The listing below must be repeated word for word, with its images excluded.

.....

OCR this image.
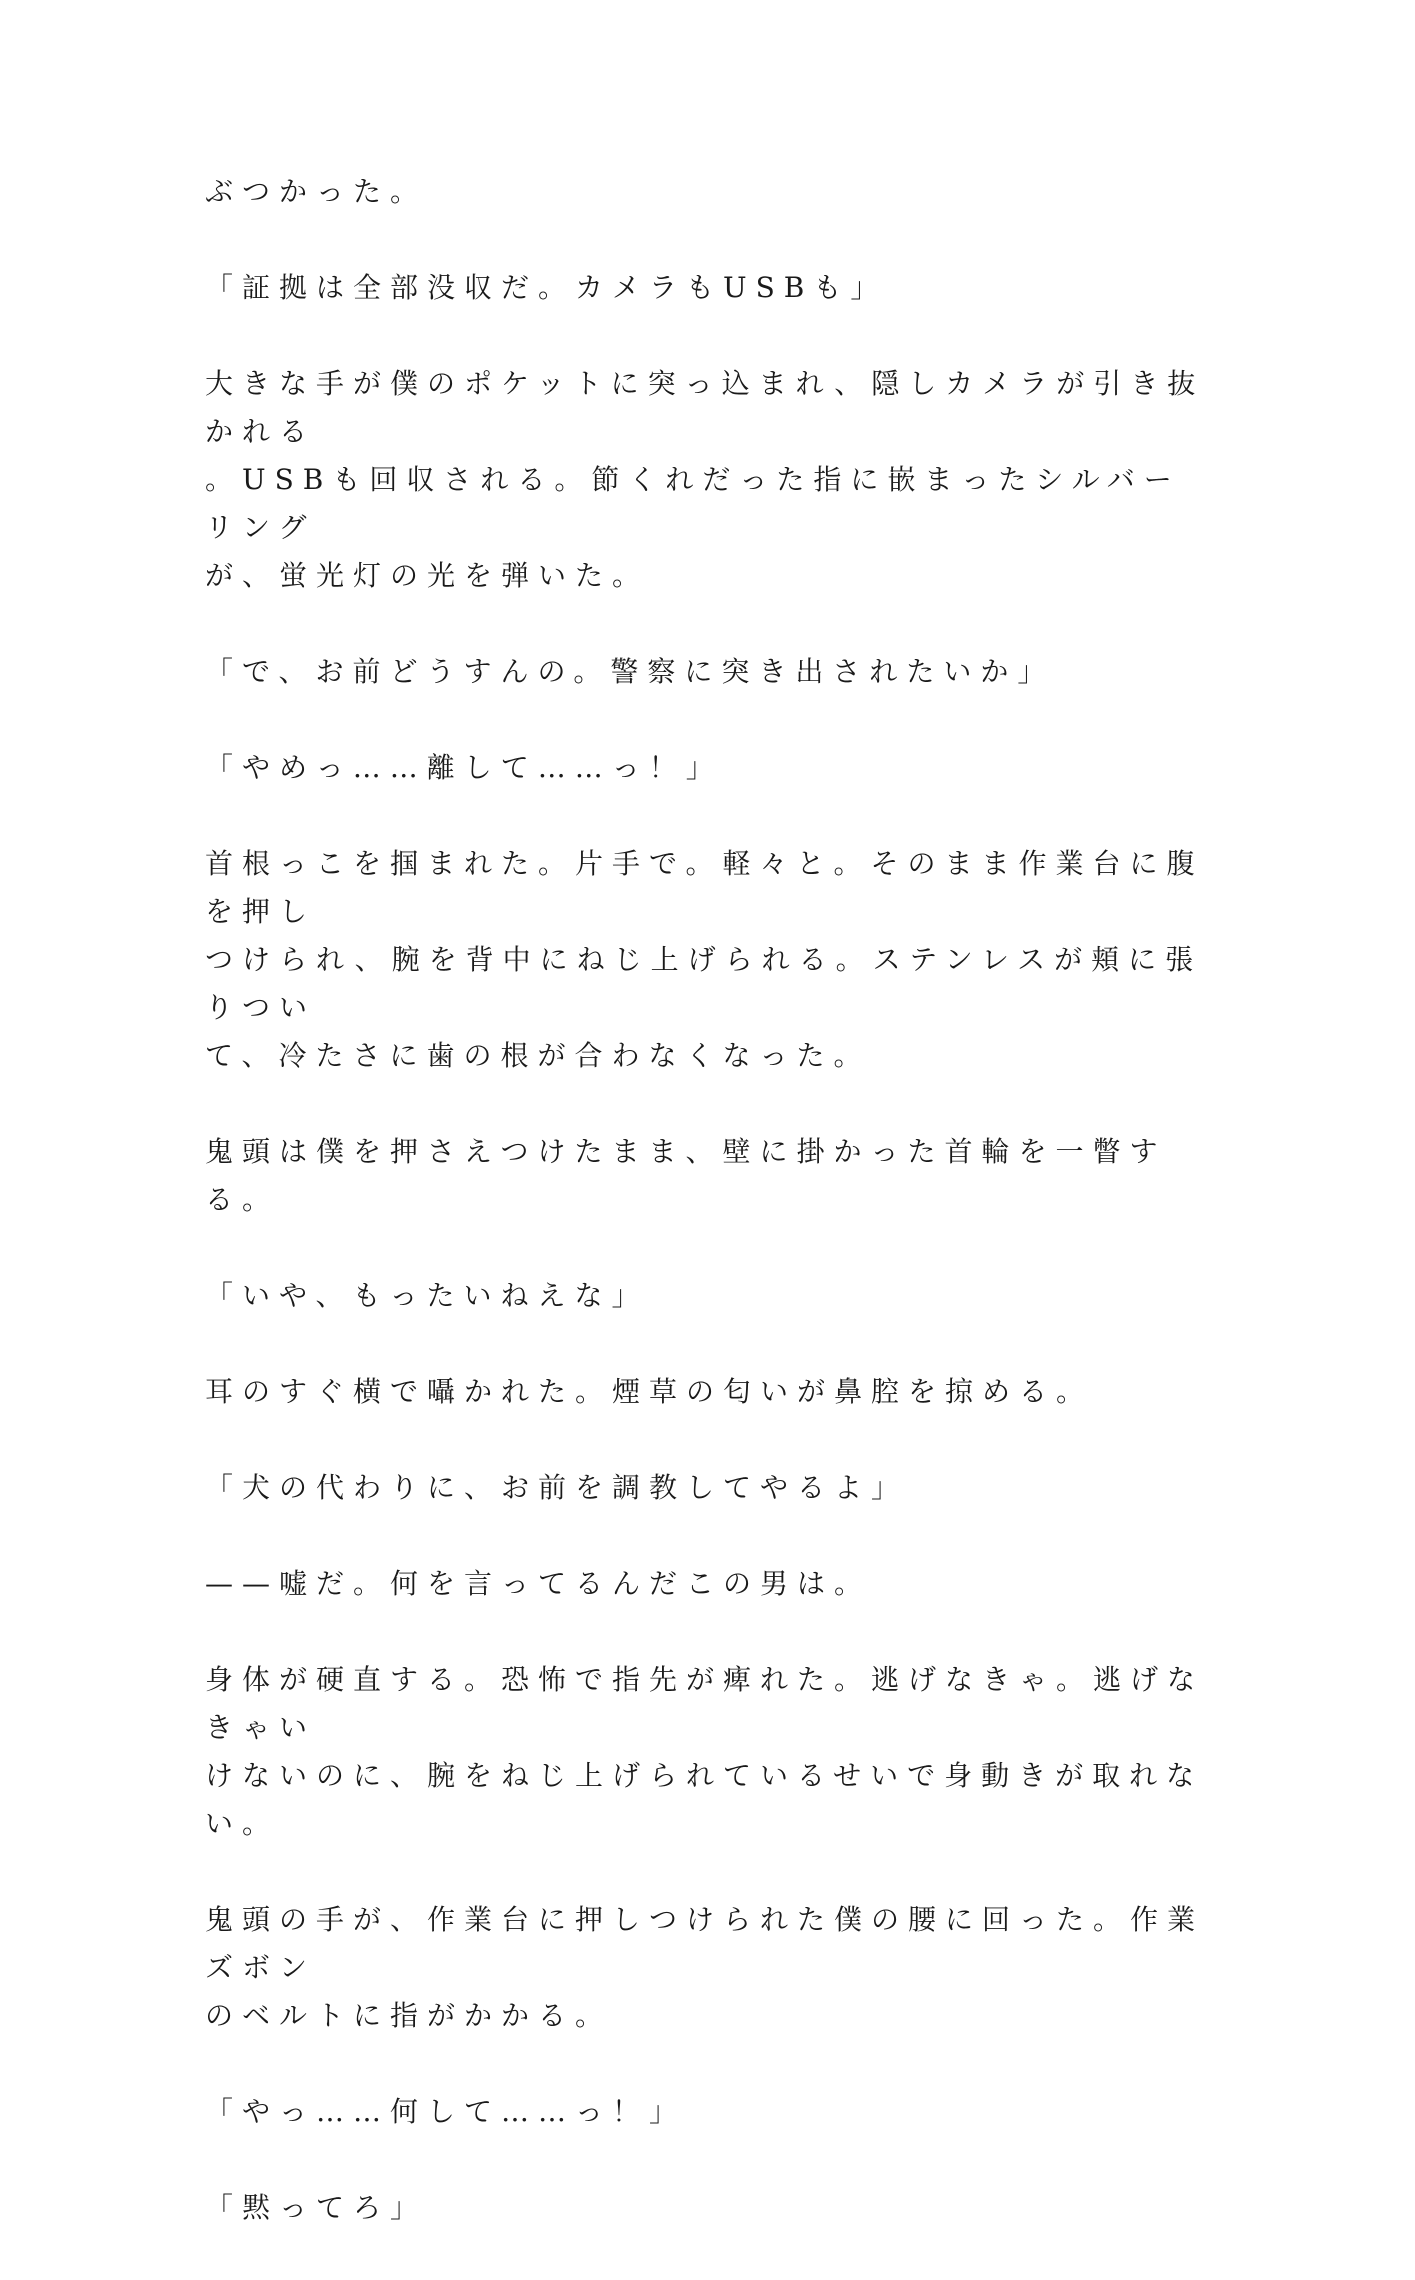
ぶつかった。

「証拠は全部没収だ。カメラもUSBも」

大きな手が僕のポケットに突っ込まれ、隠しカメラが引き抜かれる
。USBも回収される。節くれだった指に嵌まったシルバーリング
が、蛍光灯の光を弾いた。

「で、お前どうすんの。警察に突き出されたいか」

「やめっ……離して……っ！」

首根っこを掴まれた。片手で。軽々と。そのまま作業台に腹を押し
つけられ、腕を背中にねじ上げられる。ステンレスが頬に張りつい
て、冷たさに歯の根が合わなくなった。

鬼頭は僕を押さえつけたまま、壁に掛かった首輪を一瞥する。

「いや、もったいねえな」

耳のすぐ横で囁かれた。煙草の匂いが鼻腔を掠める。

「犬の代わりに、お前を調教してやるよ」

——嘘だ。何を言ってるんだこの男は。

身体が硬直する。恐怖で指先が痺れた。逃げなきゃ。逃げなきゃい
けないのに、腕をねじ上げられているせいで身動きが取れない。

鬼頭の手が、作業台に押しつけられた僕の腰に回った。作業ズボン
のベルトに指がかかる。

「やっ……何して……っ！」

「黙ってろ」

.....

TASK RESPONSE ->
OCR this image.
ぶつかった。

「証拠は全部没収だ。カメラもUSBも」

大きな手が僕のポケットに突っ込まれ、隠しカメラが引き抜かれる
。USBも回収される。節くれだった指に嵌まったシルバーリング
が、蛍光灯の光を弾いた。

「で、お前どうすんの。警察に突き出されたいか」

「やめっ……離して……っ！」

首根っこを掴まれた。片手で。軽々と。そのまま作業台に腹を押し
つけられ、腕を背中にねじ上げられる。ステンレスが頬に張りつい
て、冷たさに歯の根が合わなくなった。

鬼頭は僕を押さえつけたまま、壁に掛かった首輪を一瞥する。

「いや、もったいねえな」

耳のすぐ横で囁かれた。煙草の匂いが鼻腔を掠める。

「犬の代わりに、お前を調教してやるよ」

——嘘だ。何を言ってるんだこの男は。

身体が硬直する。恐怖で指先が痺れた。逃げなきゃ。逃げなきゃい
けないのに、腕をねじ上げられているせいで身動きが取れない。

鬼頭の手が、作業台に押しつけられた僕の腰に回った。作業ズボン
のベルトに指がかかる。

「やっ……何して……っ！」

「黙ってろ」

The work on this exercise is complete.